ITEMS –
--- START ---

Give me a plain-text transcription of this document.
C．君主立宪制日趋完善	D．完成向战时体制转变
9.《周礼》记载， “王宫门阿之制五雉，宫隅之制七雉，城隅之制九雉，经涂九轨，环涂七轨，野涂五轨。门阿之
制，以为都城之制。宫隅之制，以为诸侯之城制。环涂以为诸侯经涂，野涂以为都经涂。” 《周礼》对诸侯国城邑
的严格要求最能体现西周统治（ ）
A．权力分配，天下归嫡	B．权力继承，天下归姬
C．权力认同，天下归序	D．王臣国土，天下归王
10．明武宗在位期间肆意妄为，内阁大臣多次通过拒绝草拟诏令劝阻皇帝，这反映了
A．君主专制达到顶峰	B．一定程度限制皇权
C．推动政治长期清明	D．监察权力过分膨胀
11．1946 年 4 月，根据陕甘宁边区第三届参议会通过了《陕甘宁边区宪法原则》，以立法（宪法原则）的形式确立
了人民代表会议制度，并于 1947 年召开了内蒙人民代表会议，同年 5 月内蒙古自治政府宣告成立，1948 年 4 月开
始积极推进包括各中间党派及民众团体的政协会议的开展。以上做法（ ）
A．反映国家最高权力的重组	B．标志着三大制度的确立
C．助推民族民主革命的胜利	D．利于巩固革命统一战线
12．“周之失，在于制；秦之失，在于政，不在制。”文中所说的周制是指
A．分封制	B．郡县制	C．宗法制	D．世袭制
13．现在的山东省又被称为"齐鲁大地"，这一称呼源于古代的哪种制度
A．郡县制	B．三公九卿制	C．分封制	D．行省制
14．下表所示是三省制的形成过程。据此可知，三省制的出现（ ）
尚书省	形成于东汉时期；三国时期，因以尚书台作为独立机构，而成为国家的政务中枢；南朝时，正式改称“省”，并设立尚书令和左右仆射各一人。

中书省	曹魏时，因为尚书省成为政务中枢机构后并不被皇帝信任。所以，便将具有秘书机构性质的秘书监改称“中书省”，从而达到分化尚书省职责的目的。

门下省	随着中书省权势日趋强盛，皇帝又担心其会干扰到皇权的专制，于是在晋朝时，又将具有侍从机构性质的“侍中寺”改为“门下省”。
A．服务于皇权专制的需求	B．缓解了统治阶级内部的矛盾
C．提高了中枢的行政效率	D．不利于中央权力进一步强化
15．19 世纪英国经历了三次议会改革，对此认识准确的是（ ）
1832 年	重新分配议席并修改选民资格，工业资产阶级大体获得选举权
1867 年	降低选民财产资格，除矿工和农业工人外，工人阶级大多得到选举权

--- END ---

PROBLEM DESCRIPTION – Return all of the entries word for word.

FINAL RESULT –
Give me a plain-text transcription of this document.
C．君主立宪制日趋完善	D．完成向战时体制转变
9.《周礼》记载， “王宫门阿之制五雉，宫隅之制七雉，城隅之制九雉，经涂九轨，环涂七轨，野涂五轨。门阿之
制，以为都城之制。宫隅之制，以为诸侯之城制。环涂以为诸侯经涂，野涂以为都经涂。” 《周礼》对诸侯国城邑
的严格要求最能体现西周统治（ ）
A．权力分配，天下归嫡	B．权力继承，天下归姬
C．权力认同，天下归序	D．王臣国土，天下归王
10．明武宗在位期间肆意妄为，内阁大臣多次通过拒绝草拟诏令劝阻皇帝，这反映了
A．君主专制达到顶峰	B．一定程度限制皇权
C．推动政治长期清明	D．监察权力过分膨胀
11．1946 年 4 月，根据陕甘宁边区第三届参议会通过了《陕甘宁边区宪法原则》，以立法（宪法原则）的形式确立
了人民代表会议制度，并于 1947 年召开了内蒙人民代表会议，同年 5 月内蒙古自治政府宣告成立，1948 年 4 月开
始积极推进包括各中间党派及民众团体的政协会议的开展。以上做法（ ）
A．反映国家最高权力的重组	B．标志着三大制度的确立
C．助推民族民主革命的胜利	D．利于巩固革命统一战线
12．“周之失，在于制；秦之失，在于政，不在制。”文中所说的周制是指
A．分封制	B．郡县制	C．宗法制	D．世袭制
13．现在的山东省又被称为"齐鲁大地"，这一称呼源于古代的哪种制度
A．郡县制	B．三公九卿制	C．分封制	D．行省制
14．下表所示是三省制的形成过程。据此可知，三省制的出现（ ）
尚书省	形成于东汉时期；三国时期，因以尚书台作为独立机构，而成为国家的政务中枢；南朝时，正式改称“省”，并设立尚书令和左右仆射各一人。

中书省	曹魏时，因为尚书省成为政务中枢机构后并不被皇帝信任。所以，便将具有秘书机构性质的秘书监改称“中书省”，从而达到分化尚书省职责的目的。

门下省	随着中书省权势日趋强盛，皇帝又担心其会干扰到皇权的专制，于是在晋朝时，又将具有侍从机构性质的“侍中寺”改为“门下省”。
A．服务于皇权专制的需求	B．缓解了统治阶级内部的矛盾
C．提高了中枢的行政效率	D．不利于中央权力进一步强化
15．19 世纪英国经历了三次议会改革，对此认识准确的是（ ）
1832 年	重新分配议席并修改选民资格，工业资产阶级大体获得选举权
1867 年	降低选民财产资格，除矿工和农业工人外，工人阶级大多得到选举权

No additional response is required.